** START OF Passage given **

Our favourites are the seafood dishes. The Salmon Kalimirch (Rs 1,375) is cooked perfectly — the fish is pink and has a nice char around the edges. The Chiang Mai Prawns (Rs 825) are big and juicy. The housegrown chervil (a type of parsley) gives it a light freshness that is balanced out by the boldness of the chilli and shiitake mushrooms.
Huevos Rancheros Quinoa
Botany bar
The drinks beg for repeats. Bar consultant Viju Raj has created his own special concoctions such as the The Verbena LIIT (Rs 830). This gets rid of the cola and uses botanical extracts — peppermint, orange and clove, saffron and ginger, and allspice — steeped in liquor for 15 days. The result is a potent flavour that adds a different dimension to the traditional LIIT. Another interesting set of drinks allows you to pick a sorbet flavour and liquor of choice to fuse the two.

** END OF Passage given **
** START OF Records shown **

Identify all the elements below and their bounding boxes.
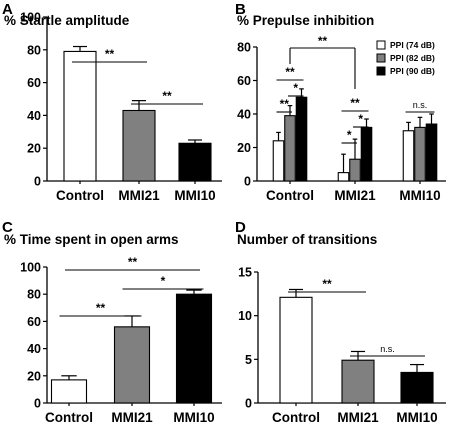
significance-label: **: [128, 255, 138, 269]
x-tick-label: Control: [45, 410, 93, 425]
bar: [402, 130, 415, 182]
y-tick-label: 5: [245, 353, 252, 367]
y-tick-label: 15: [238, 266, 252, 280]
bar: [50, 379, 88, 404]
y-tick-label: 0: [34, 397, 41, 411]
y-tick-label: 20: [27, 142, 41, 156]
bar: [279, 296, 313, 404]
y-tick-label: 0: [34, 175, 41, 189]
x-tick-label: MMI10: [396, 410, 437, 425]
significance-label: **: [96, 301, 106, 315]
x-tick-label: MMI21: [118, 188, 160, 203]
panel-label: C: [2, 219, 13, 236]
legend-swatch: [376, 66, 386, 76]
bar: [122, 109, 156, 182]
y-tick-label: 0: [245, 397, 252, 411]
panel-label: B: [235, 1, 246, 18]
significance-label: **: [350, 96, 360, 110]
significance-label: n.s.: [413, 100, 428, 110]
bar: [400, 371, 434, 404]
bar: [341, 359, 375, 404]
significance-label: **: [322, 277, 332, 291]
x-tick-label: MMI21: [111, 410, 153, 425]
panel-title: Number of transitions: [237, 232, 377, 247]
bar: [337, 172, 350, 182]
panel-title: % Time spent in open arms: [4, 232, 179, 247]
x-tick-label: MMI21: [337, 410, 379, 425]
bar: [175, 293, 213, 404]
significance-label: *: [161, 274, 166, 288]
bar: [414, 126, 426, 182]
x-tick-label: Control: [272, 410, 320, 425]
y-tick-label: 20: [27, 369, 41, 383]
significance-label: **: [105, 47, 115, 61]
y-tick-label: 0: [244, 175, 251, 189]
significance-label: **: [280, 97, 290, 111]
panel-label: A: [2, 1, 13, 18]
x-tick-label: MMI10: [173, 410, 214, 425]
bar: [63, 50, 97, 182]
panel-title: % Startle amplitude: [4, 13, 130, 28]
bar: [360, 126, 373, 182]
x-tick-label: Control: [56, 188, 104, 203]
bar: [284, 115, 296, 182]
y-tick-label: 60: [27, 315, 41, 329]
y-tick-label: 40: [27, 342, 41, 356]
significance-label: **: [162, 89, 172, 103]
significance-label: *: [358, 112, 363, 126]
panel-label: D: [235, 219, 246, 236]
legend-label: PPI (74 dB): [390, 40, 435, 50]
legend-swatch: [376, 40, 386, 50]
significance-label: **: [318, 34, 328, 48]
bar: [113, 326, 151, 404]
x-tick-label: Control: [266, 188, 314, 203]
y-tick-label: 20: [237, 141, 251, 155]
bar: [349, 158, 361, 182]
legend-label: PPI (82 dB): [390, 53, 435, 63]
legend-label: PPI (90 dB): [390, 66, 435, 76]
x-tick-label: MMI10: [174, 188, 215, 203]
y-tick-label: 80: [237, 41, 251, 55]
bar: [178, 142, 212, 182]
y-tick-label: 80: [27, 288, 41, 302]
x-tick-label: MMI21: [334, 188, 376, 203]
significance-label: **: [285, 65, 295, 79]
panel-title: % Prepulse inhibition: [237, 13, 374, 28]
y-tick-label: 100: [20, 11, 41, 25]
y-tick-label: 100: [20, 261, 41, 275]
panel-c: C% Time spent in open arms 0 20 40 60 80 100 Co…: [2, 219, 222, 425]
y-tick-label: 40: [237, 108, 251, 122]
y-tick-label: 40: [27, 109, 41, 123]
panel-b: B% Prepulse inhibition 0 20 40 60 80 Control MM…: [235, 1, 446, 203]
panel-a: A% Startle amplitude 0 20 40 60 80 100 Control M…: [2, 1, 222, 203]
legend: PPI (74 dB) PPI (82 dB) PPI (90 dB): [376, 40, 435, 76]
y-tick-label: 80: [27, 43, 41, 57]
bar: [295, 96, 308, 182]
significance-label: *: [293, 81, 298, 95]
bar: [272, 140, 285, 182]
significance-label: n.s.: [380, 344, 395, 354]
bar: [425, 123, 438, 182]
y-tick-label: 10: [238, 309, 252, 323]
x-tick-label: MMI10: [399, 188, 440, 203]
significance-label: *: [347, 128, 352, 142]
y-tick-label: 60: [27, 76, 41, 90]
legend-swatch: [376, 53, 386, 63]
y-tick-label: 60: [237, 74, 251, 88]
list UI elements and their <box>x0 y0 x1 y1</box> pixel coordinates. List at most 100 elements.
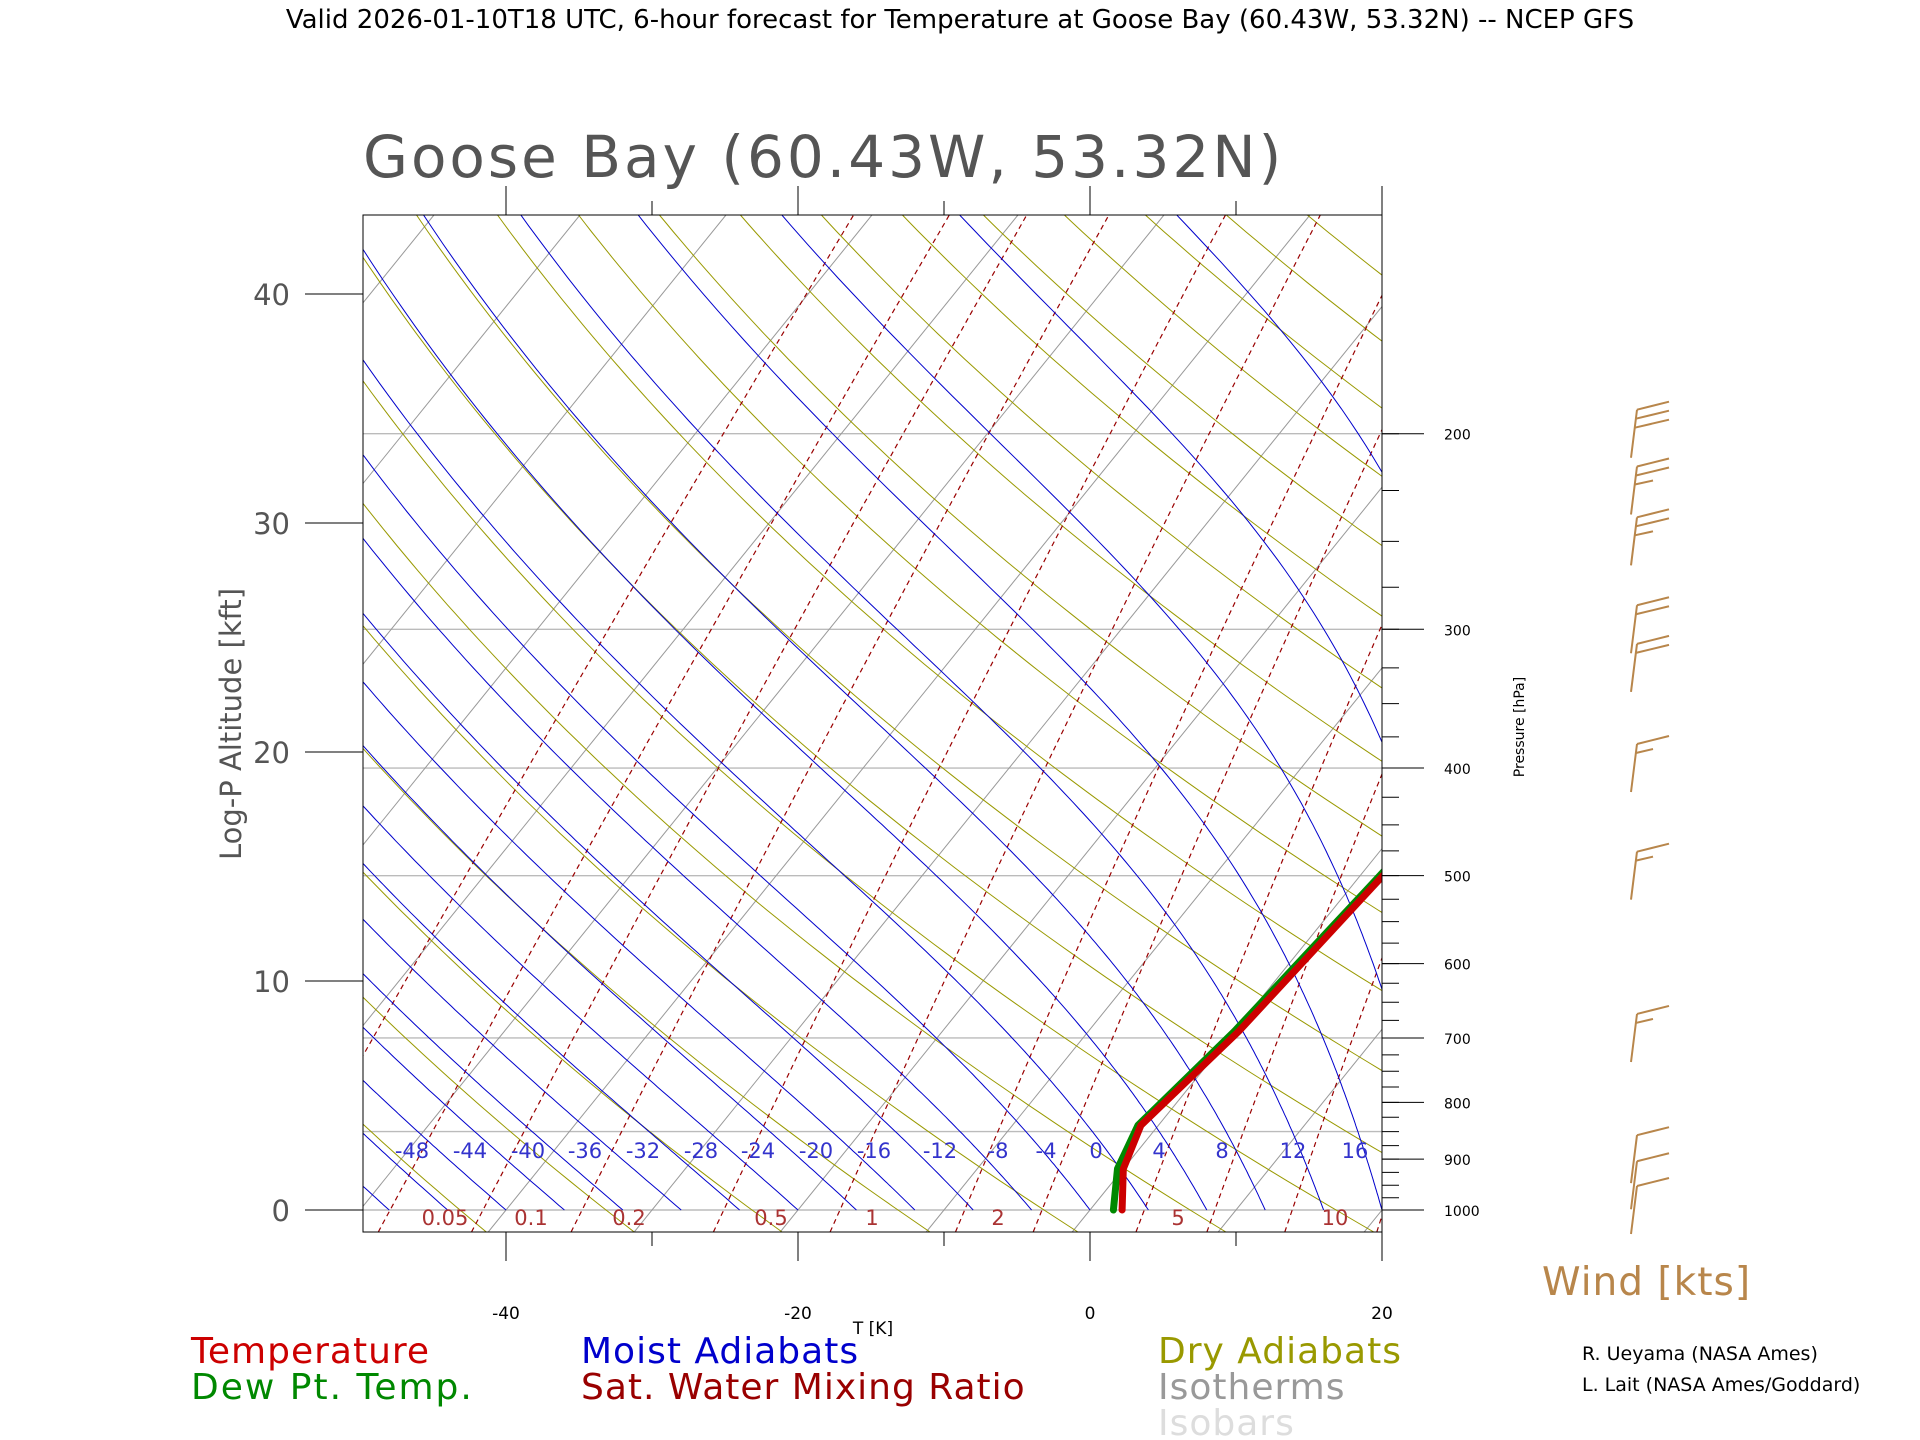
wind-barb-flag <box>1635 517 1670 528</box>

** END OF Records shown **

What you have to do
Can you extend the restaurant review, picking up right after its last sentence? The records have no connection to the restaurant review.

Answer for this exercise
The drinks come to us surrounded by dry ice for a bit of drama. It is not needed. Our Yellow Fruit Sorbet has tequila, tangy and sweet mango paired with fresh mint, and saffron for that extra edge. The Dark Fantasy is a heady pairing of balsamic vinegar, vanilla sugar and peppermint, and a strong hand of bourbon.
Yellow Fruit Sorbet
Of the cocktails, we are fascinated by the Citrus Tamarind Tree (Rs 410) which has whiskey, organic orange juice and an intoxicating saffron tamarind jam. It comes served with a ‘tree’ of parsley. The drink of the night, though, is Root Benefits (Rs 470) — a refreshing, drink with beetroot juice, vanilla sugar and gin served with a basil sprig stuffed in a whole lemon. Verbena offers about 35 varieties of e-sheesha (it is nicotine-free). Beer on tap will start in March.